### Stated exercise:
Find each line with the word "innovation" in it, then give the total alone.

** Start **

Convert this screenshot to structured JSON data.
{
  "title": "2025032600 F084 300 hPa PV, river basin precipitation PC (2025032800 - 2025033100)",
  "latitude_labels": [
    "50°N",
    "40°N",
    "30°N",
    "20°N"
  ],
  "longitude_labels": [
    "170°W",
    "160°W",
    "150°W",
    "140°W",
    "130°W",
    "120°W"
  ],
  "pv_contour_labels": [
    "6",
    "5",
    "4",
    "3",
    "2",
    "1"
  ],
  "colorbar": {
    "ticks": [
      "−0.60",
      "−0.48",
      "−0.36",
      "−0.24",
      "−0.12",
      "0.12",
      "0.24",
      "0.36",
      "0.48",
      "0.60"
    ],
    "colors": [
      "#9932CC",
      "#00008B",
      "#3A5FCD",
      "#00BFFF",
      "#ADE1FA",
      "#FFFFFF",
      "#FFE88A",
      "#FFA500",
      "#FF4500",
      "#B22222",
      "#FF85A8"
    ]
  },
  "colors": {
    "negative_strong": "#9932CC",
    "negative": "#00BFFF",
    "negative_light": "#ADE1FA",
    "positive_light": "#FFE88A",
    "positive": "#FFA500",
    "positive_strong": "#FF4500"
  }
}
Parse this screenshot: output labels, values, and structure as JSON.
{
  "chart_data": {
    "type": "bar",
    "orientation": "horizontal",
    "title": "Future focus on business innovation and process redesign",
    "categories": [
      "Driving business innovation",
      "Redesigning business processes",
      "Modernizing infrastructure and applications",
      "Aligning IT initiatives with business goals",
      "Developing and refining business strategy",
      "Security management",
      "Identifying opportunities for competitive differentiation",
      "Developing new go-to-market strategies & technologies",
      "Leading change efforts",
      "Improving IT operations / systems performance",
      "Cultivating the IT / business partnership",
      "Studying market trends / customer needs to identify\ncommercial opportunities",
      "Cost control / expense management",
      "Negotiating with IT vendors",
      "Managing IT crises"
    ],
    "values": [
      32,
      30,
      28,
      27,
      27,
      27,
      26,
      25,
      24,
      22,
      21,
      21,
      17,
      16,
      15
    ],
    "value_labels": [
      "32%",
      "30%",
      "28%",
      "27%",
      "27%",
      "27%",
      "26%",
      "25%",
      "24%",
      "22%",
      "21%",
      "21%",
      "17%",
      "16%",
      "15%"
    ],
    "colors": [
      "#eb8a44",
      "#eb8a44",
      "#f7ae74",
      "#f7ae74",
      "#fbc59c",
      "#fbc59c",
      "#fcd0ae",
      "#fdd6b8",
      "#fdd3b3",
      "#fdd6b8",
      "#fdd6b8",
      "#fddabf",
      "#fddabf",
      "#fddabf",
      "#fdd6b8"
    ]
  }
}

** End **

### Response to this task:
2